■ **Petunjuk Tugas**: Terjemahkan kalimat berikut dari kutipan halaman tentang manajemen pendidikan di keluarga ke dalam bahasa Inggris: "Penggerakkan sebenarnya merupakan inti manajemen hal ini disebabkan karena fungsi perencanaan dan pengorganisasian akan berhasil dan baik apabila sudah dilaksanakan dengan baik dan benar-benar sesuai dengan rencana."

Jadi dengan demikian apabila dikaitkan dengan pendidikan sosial, maka pengorganisasian dapat dirumuskan sebagai aktivitas menyusun suatu kerangka kerja yang menjadi wadah bagi setiap usaha pendidikan di keluarga. Adapun pengorganisasian yang meliputi materi-materi sebagaimana diungkap di awal antara lain:
1)      Tata cara Bergaul
2)      Memlihara hak orang  lain
3)      Menghormati dan tata-krama pada Masyarakat (Ulwan, 1992:150)
Dalam prakteknya, dimana dalam hal ini orang tua harus secara berasama-sama memberikan pendidikan sosial kerena sifat yang cukup luas, juga berhubungan dengan orang lain. Dimana antara ayah dan ibu yang mendukung usaha kerjasama itu mengetahui pekerjaan apa yang harus dilaksanakan, sampai sejauh mana wewenang serta jalinan hubungan satu dengan lainnya dalam rangka usaha kerjasama itu.
c.       Penggerakkan
Setelah rencana pendidikan di keluarga ditetapkan, begitu pula setelah kegiatan dalam rangka pencapaian tujuan itu di bagi-bagikan pada pendidikan maka tindakan berikutnya adalah penggerakkan atau actuating. Penggerakkan sebenarnya merupakan inti manajemen hal ini disebabkan karena fungsi perencanaan dan pengorganisasian akan berhasil dan baik apabila sudah dilaksanakan dengan baik dan benar-benar sesuai dengan rencana.
Manurut Ishak Solih (1990:62) fungsi penggerakkan dalam melaksanakan perancangan mengenai pengembangan pendidikan ini hendaknya memegang penciptaan dan penerusan keinginan oleh setiap anggota kelompok kerja untuk melaksanakan kewajiban sesuai pelaksana pengembang, sesuai dengan tugasnya masing-masing. Bagi proses pendidikan di keluarga penggerakan ini mempunya arti dan peranan yang sangat penting sebab diantara fungsi manajemen lainnya maka penggerakkan merupakan fungsi yang secara langsung berhubungan dengan manusia (pendidik).

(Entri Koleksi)
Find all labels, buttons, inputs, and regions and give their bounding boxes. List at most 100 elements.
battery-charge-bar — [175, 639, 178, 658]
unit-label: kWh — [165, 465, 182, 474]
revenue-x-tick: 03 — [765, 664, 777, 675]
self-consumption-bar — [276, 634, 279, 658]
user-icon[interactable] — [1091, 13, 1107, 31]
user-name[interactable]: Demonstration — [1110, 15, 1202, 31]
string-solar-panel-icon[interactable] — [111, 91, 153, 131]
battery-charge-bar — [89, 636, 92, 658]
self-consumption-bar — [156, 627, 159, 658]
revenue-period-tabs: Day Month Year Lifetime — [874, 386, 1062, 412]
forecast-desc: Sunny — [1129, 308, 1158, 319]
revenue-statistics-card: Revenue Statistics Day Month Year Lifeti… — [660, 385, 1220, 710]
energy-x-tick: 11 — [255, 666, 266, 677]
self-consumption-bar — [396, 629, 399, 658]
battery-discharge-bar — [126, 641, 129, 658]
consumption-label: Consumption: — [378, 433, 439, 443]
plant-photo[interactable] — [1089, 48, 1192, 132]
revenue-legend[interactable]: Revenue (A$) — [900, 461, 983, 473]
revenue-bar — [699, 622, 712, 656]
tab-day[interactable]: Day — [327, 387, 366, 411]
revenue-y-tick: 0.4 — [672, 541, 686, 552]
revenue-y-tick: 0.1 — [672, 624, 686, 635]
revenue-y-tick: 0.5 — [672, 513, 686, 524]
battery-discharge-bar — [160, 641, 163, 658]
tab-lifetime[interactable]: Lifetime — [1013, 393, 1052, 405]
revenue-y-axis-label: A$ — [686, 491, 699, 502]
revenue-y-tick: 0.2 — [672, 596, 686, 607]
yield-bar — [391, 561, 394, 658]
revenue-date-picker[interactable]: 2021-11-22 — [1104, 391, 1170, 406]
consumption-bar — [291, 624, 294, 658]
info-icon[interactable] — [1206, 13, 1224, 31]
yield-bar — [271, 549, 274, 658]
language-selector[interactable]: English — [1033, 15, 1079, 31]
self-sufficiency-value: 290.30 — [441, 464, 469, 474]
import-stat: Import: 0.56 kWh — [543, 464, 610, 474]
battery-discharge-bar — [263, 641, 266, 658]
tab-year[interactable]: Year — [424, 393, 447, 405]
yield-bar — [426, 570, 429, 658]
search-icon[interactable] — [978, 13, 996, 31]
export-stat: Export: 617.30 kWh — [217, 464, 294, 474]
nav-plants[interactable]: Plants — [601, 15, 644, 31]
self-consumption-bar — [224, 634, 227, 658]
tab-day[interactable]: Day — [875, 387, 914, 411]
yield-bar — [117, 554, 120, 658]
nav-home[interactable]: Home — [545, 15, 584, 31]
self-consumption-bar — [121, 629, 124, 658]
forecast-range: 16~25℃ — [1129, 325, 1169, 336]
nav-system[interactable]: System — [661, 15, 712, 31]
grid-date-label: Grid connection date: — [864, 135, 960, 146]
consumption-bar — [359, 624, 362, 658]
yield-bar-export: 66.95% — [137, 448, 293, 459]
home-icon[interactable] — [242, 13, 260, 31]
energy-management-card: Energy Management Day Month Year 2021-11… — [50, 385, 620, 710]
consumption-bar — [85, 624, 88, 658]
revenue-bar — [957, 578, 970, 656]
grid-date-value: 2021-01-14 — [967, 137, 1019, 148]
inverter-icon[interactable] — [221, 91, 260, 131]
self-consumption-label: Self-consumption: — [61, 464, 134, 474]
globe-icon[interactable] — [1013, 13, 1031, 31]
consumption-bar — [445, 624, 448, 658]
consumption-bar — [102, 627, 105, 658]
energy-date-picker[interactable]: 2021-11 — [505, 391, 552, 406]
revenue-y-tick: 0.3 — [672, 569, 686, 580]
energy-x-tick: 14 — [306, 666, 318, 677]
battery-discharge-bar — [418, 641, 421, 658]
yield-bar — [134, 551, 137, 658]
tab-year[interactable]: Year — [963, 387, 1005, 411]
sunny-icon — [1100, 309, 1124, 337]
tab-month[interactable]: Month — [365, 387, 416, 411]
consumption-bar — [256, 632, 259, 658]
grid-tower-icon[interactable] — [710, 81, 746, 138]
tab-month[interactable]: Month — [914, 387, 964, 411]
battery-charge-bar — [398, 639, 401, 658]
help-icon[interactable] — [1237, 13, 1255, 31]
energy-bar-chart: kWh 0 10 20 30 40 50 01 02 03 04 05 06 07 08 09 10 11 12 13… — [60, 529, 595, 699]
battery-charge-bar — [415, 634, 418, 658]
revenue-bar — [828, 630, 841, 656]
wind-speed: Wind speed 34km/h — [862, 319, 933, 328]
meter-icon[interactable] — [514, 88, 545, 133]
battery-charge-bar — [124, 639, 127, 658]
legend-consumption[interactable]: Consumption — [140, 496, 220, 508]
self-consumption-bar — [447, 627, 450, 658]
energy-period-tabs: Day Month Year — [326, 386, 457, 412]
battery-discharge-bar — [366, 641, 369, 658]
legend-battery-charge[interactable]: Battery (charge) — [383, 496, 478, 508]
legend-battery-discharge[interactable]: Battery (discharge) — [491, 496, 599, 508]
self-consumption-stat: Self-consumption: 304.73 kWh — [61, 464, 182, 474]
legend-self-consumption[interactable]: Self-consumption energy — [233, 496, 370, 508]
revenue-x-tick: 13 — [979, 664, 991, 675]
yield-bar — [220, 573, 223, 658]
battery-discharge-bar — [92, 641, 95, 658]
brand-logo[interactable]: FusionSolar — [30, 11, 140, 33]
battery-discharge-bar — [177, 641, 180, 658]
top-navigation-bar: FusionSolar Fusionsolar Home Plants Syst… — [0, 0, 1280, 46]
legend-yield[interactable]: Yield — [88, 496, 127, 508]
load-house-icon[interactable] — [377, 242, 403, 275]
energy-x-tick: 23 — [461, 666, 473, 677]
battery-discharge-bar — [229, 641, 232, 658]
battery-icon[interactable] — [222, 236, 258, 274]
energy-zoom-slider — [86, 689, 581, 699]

■ **Hasil Latihan**: Actuating is in fact the core of management, because the planning and organizing functions will succeed and turn out well only once they have been carried out properly and truly in accordance with the plan.